# [Task directions]
Identify and copy all lines of the material where the string "document" is found.

# [Data shown]
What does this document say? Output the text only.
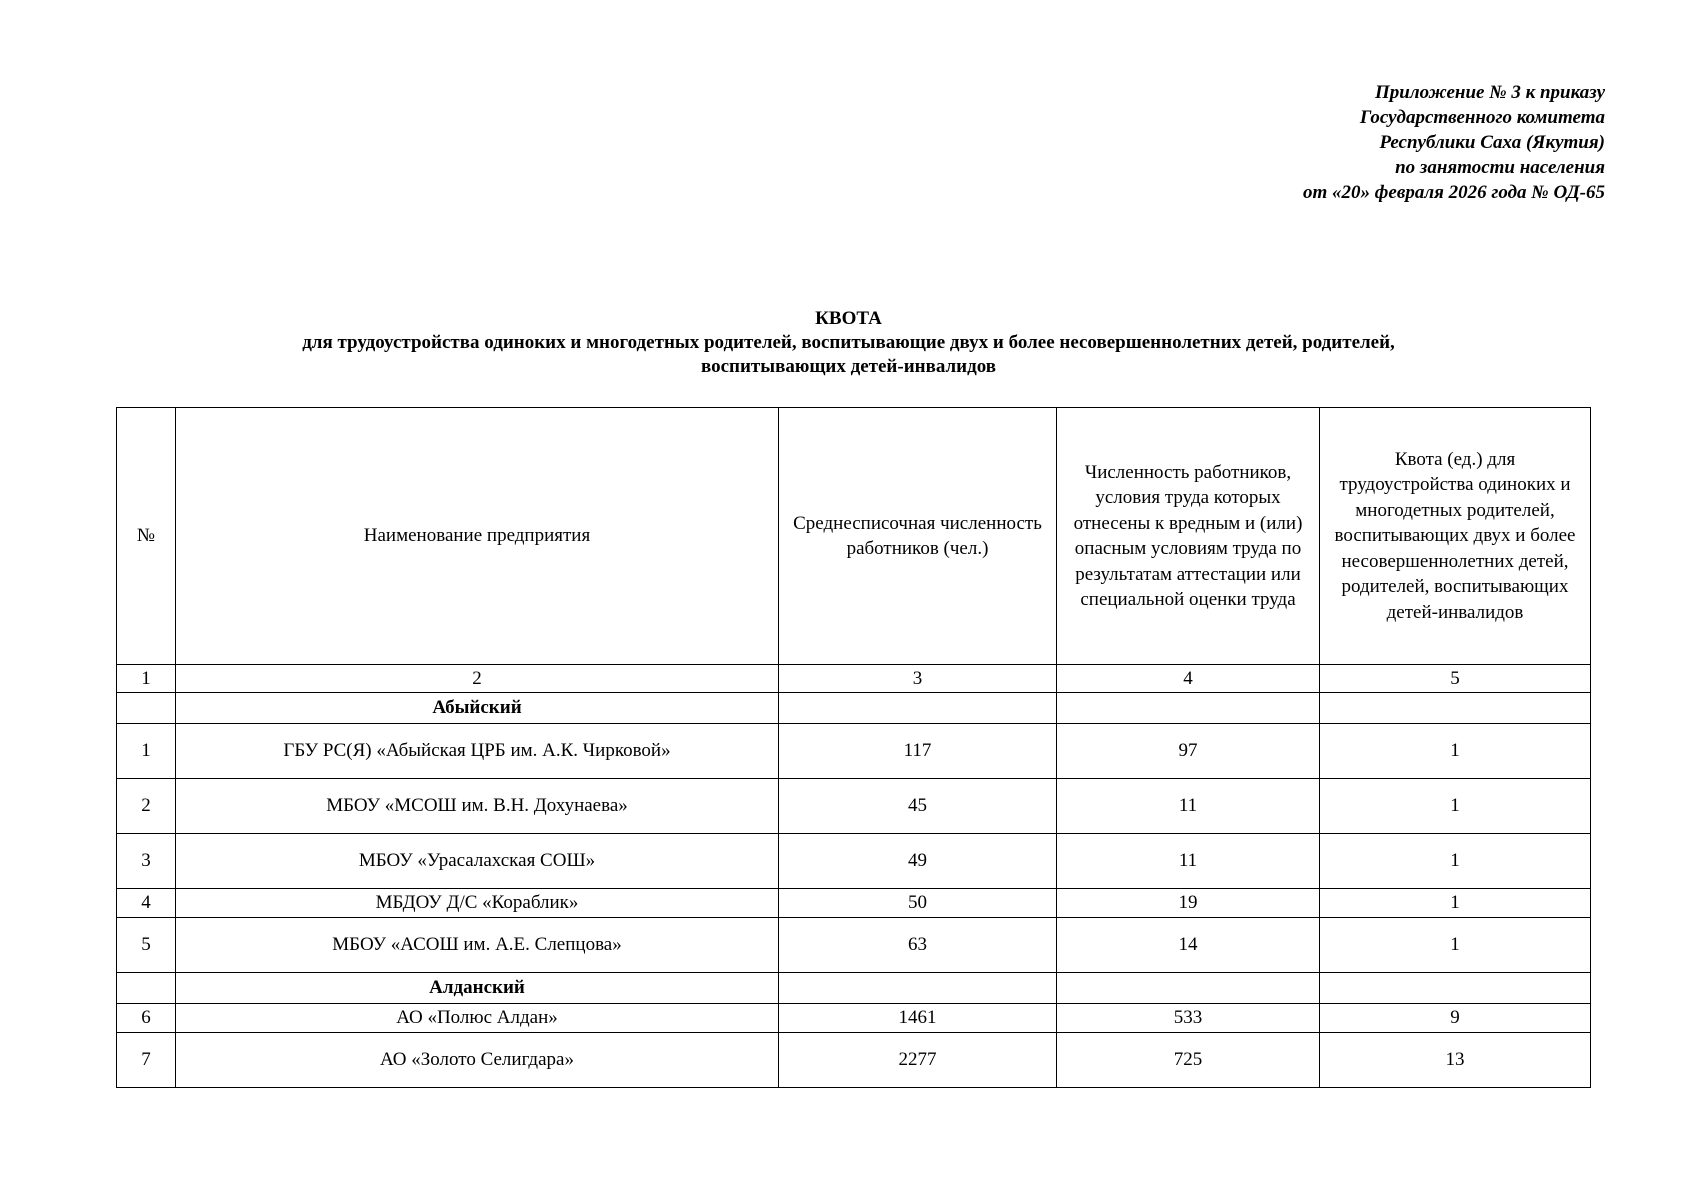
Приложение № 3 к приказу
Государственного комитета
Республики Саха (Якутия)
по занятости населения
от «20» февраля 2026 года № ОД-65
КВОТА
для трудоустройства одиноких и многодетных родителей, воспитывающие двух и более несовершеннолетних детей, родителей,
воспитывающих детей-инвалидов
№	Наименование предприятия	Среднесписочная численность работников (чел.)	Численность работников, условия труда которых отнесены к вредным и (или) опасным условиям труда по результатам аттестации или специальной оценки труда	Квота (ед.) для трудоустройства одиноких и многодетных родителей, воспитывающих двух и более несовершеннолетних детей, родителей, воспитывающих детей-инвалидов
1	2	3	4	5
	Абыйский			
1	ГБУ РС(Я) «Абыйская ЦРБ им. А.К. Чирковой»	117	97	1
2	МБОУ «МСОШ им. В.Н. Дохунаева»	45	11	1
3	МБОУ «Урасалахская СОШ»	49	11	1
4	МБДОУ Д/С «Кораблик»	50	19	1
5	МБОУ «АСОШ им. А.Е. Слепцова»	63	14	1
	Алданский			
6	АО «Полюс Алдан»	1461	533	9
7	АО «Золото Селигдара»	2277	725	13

--

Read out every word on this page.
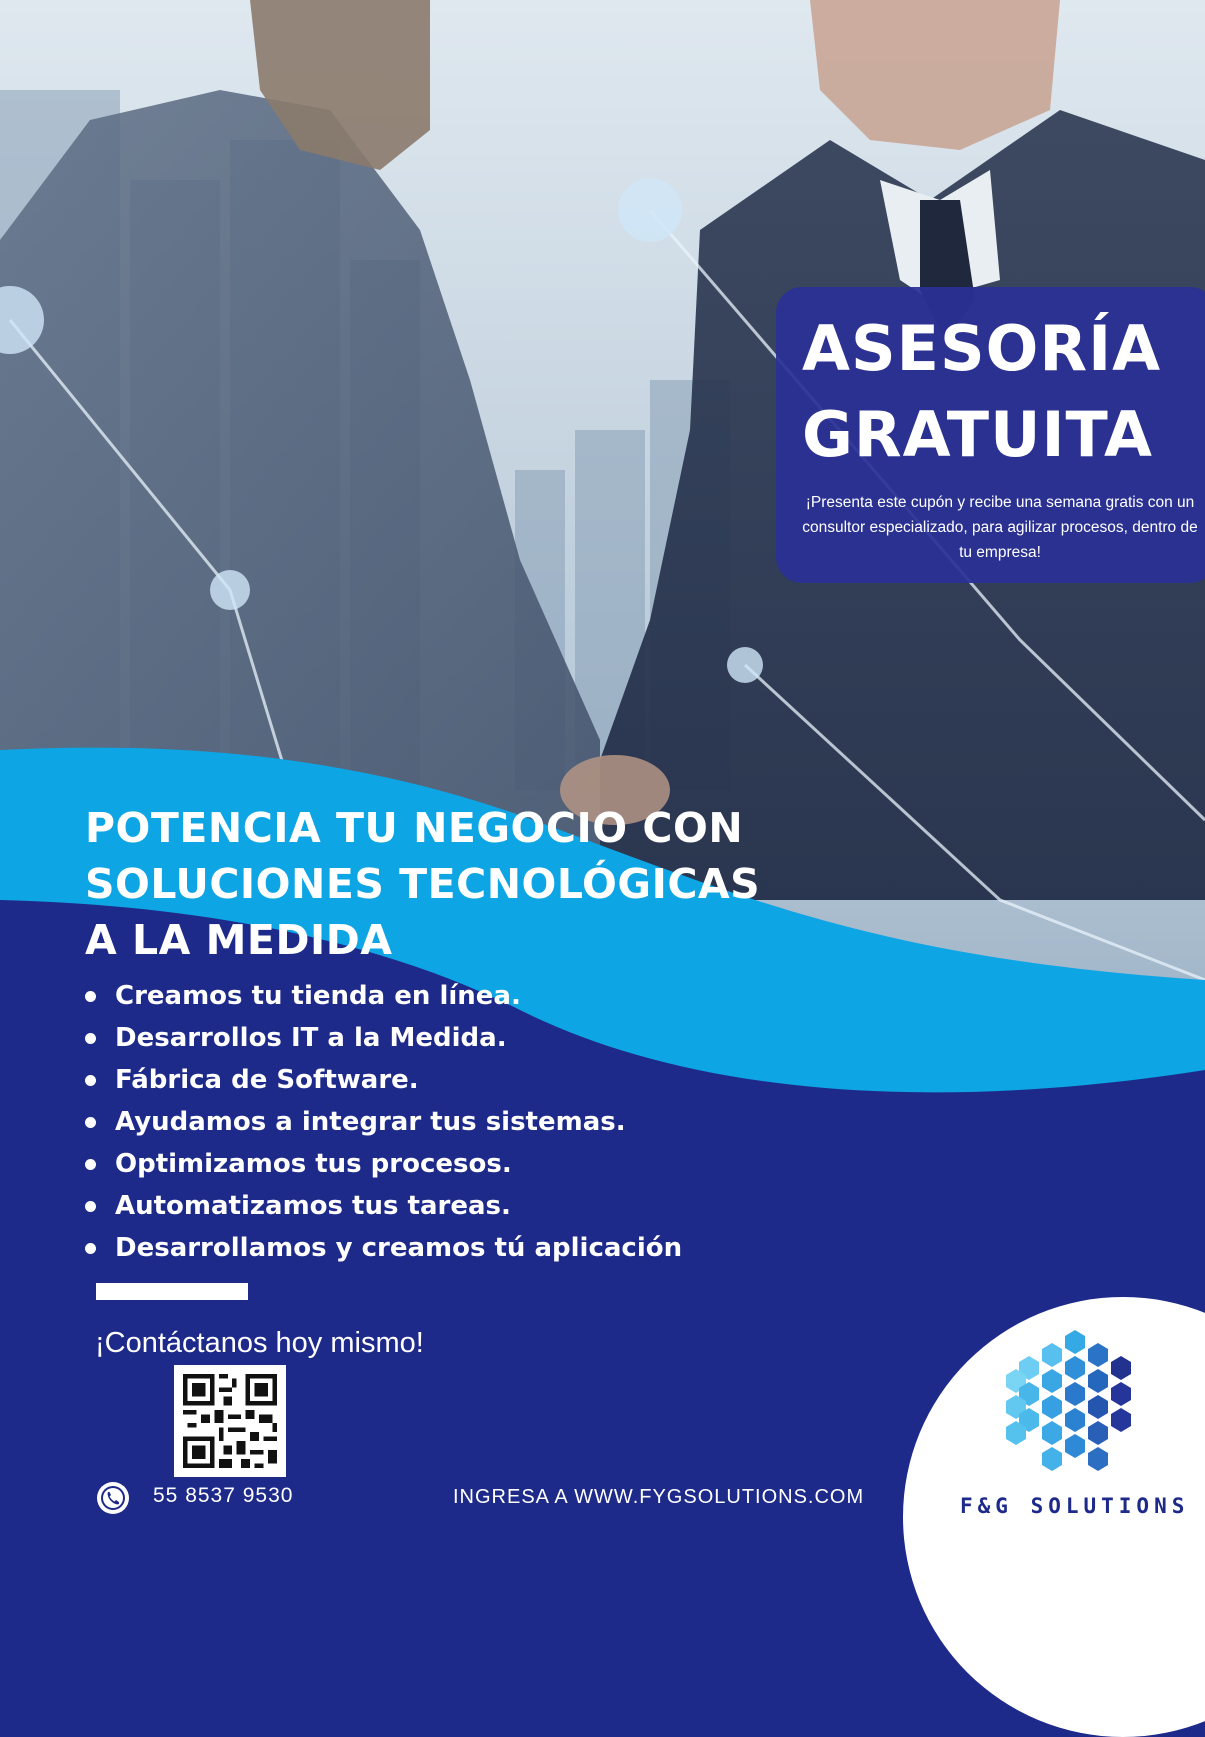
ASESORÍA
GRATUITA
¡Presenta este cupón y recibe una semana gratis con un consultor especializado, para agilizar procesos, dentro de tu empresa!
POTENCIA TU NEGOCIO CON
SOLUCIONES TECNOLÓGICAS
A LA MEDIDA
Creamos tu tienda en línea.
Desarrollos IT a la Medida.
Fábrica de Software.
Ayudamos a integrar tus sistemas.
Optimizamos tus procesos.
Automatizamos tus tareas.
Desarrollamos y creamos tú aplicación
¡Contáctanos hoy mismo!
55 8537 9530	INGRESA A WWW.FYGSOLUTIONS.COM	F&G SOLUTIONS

...

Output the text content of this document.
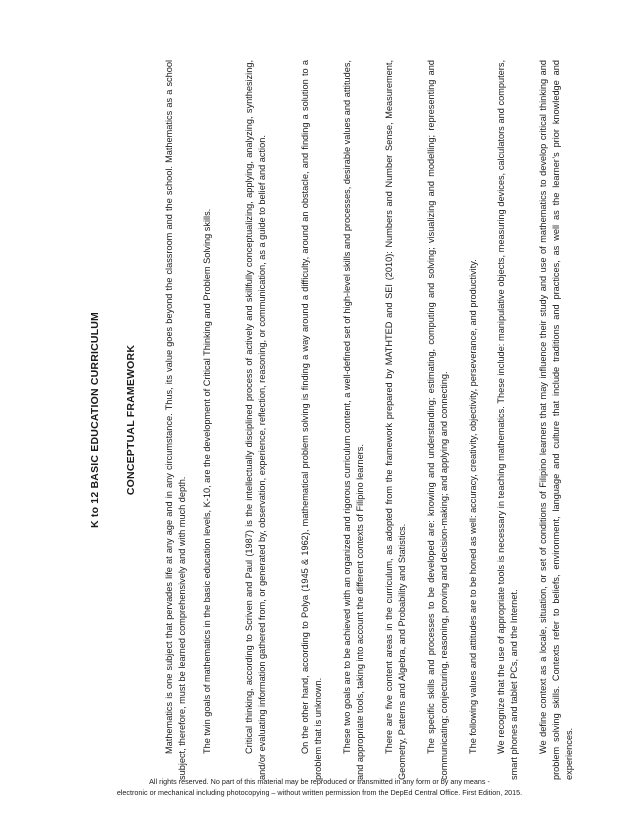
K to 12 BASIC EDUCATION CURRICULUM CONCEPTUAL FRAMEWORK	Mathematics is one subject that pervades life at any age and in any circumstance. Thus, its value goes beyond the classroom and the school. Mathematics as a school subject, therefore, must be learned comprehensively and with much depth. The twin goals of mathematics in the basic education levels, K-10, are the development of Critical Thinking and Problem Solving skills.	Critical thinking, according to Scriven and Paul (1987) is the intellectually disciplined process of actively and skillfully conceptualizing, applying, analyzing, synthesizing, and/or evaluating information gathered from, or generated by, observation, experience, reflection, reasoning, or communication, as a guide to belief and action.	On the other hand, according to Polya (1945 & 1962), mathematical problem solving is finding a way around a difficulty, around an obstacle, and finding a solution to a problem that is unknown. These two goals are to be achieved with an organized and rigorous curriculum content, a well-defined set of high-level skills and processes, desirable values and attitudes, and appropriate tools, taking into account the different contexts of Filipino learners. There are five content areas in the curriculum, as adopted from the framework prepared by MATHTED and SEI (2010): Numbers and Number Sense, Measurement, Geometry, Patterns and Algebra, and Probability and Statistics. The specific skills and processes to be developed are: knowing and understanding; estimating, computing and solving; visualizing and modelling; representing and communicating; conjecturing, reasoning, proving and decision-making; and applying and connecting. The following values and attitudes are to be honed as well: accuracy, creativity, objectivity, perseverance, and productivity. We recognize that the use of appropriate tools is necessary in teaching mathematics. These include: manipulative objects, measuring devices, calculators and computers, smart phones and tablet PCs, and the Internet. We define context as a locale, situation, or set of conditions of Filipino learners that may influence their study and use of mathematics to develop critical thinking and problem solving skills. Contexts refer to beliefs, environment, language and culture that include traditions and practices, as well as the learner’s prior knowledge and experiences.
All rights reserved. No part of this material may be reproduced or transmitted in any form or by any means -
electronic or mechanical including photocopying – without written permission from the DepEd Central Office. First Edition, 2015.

# [Finished exercise]
What does this document say? Output the text only.
Output the text content of this document.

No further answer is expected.